Given request: Copy all lines that contain the word "label".

Begin

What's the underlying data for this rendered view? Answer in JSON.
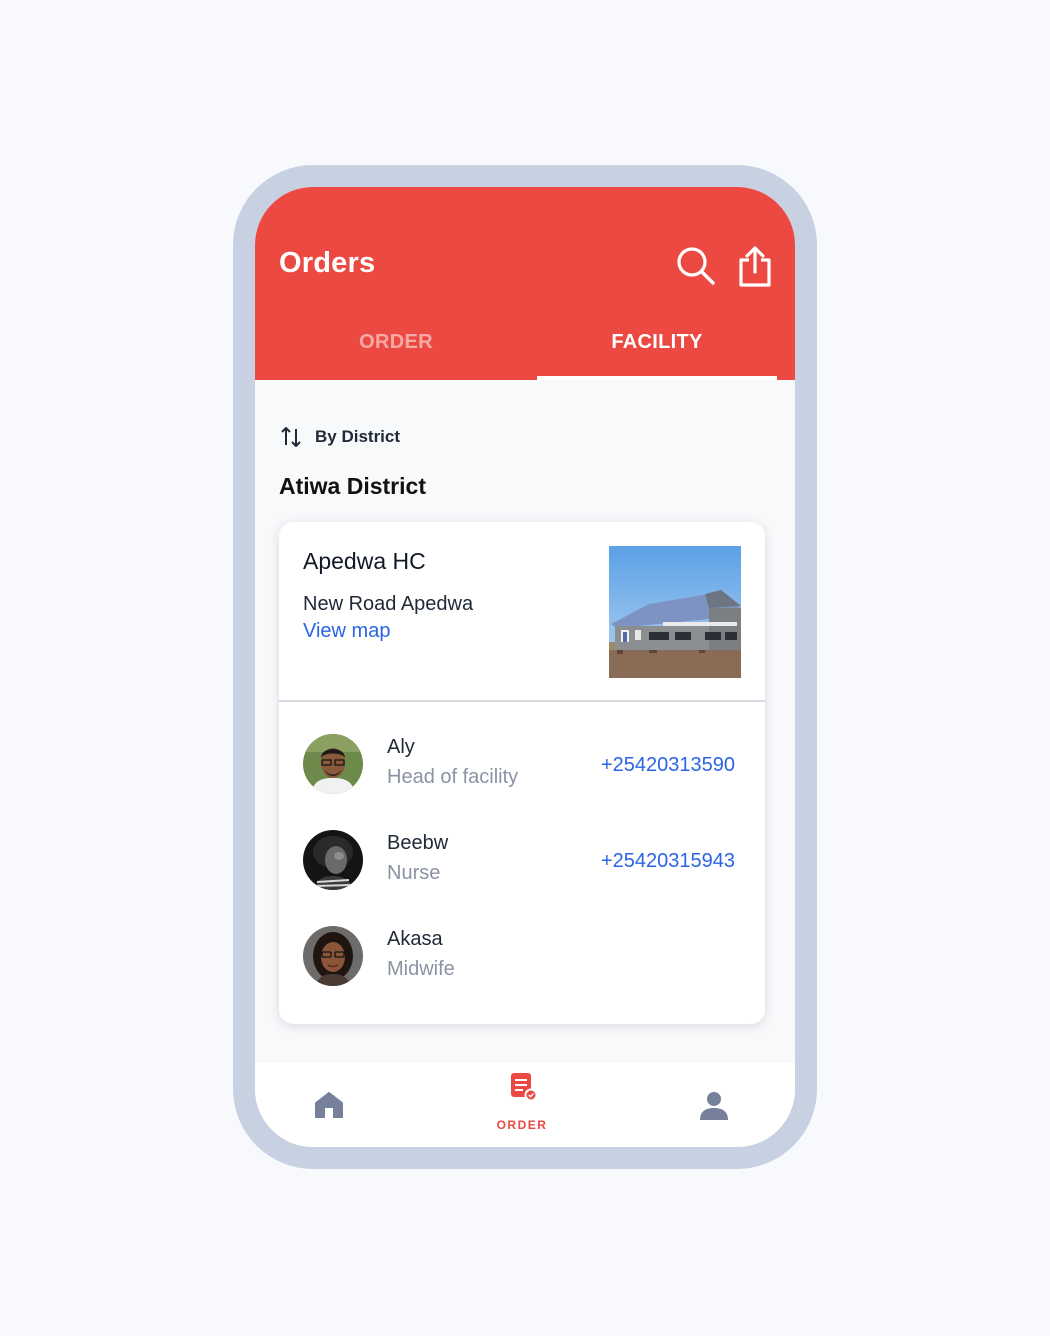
{
  "header": {
    "title": "Orders",
    "icons": [
      "search-icon",
      "share-icon"
    ],
    "background": "#ec4942"
  },
  "tabs": [
    {
      "label": "ORDER",
      "active": false
    },
    {
      "label": "FACILITY",
      "active": true
    }
  ],
  "sort": {
    "label": "By District",
    "icon": "sort-arrows-icon"
  },
  "district": {
    "title": "Atiwa District"
  },
  "facility": {
    "name": "Apedwa HC",
    "address": "New Road Apedwa",
    "map_link": "View map"
  },
  "staff": [
    {
      "name": "Aly",
      "role": "Head of facility",
      "phone": "+25420313590"
    },
    {
      "name": "Beebw",
      "role": "Nurse",
      "phone": "+25420315943"
    },
    {
      "name": "Akasa",
      "role": "Midwife",
      "phone": ""
    }
  ],
  "bottom_nav": {
    "items": [
      {
        "icon": "home-icon",
        "label": ""
      },
      {
        "icon": "order-icon",
        "label": "ORDER",
        "active": true
      },
      {
        "icon": "profile-icon",
        "label": ""
      }
    ]
  },
  "colors": {
    "accent": "#ec4942",
    "link": "#2b63e6",
    "muted": "#8a93a6"
  }
}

End

Answer to the task:
      "label": "ORDER",
      "label": "FACILITY",
    "label": "By District",
        "label": ""
        "label": "ORDER",
        "label": ""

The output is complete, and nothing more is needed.